Objective ->
Copy the data that follows exactly. Include no pictures.

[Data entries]

++++++++

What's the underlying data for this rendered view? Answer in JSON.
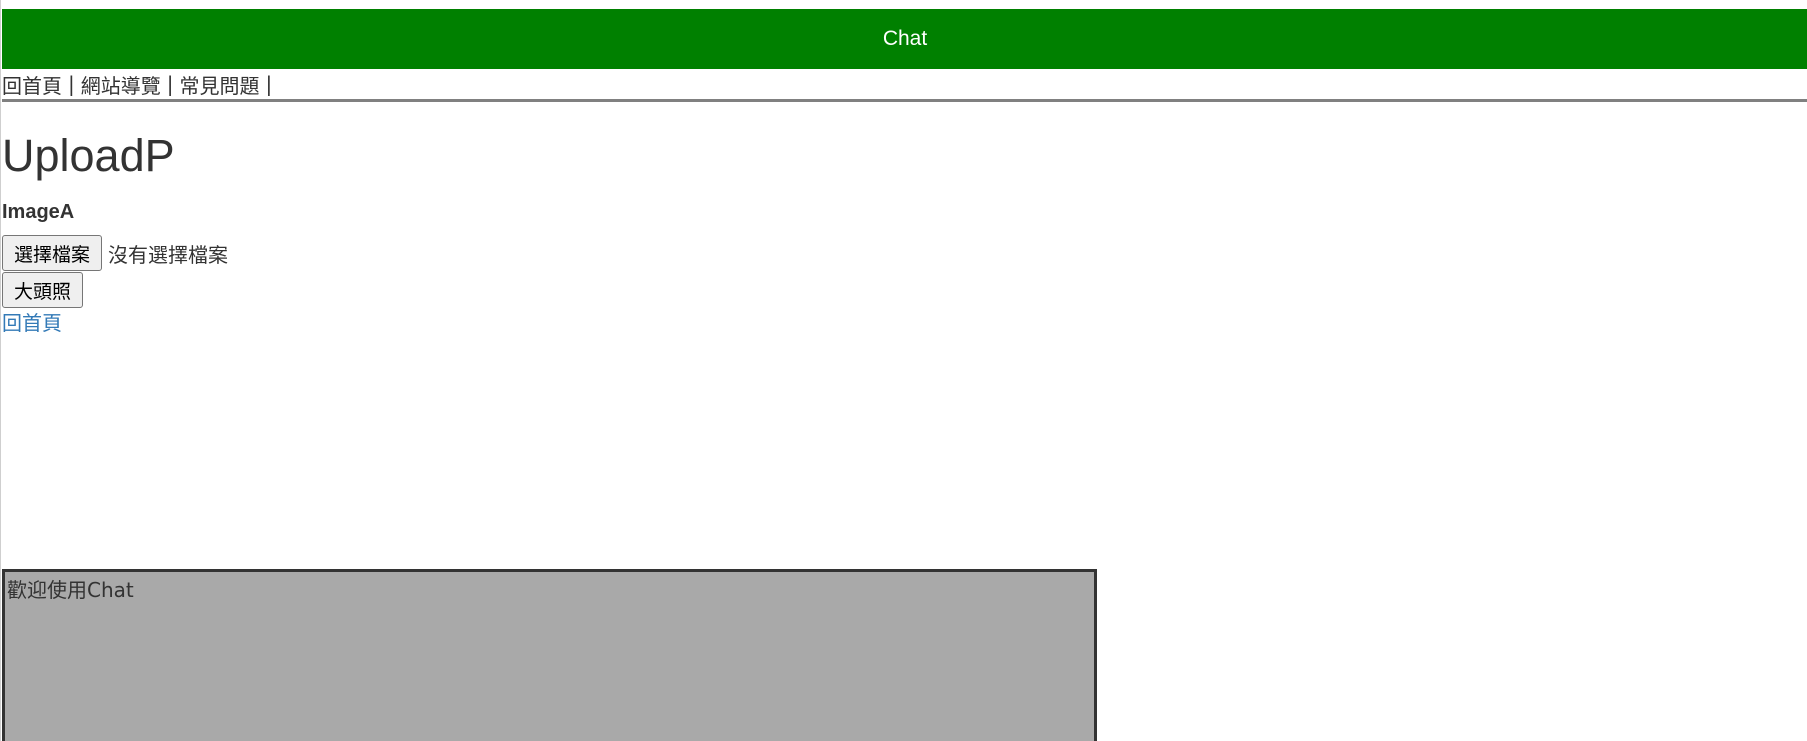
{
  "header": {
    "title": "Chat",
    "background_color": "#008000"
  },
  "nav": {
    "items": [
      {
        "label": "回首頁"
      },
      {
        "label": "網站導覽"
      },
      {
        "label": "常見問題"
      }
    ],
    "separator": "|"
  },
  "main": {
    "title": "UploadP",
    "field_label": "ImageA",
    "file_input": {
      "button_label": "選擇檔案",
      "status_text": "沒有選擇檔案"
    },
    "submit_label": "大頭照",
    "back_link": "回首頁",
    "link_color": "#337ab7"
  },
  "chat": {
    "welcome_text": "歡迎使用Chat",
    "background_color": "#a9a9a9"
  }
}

++++++++

Solution for this task ->
What's the underlying data for this rendered view? Answer in JSON.
{
  "header": {
    "title": "Chat",
    "background_color": "#008000"
  },
  "nav": {
    "items": [
      {
        "label": "回首頁"
      },
      {
        "label": "網站導覽"
      },
      {
        "label": "常見問題"
      }
    ],
    "separator": "|"
  },
  "main": {
    "title": "UploadP",
    "field_label": "ImageA",
    "file_input": {
      "button_label": "選擇檔案",
      "status_text": "沒有選擇檔案"
    },
    "submit_label": "大頭照",
    "back_link": "回首頁",
    "link_color": "#337ab7"
  },
  "chat": {
    "welcome_text": "歡迎使用Chat",
    "background_color": "#a9a9a9"
  }
}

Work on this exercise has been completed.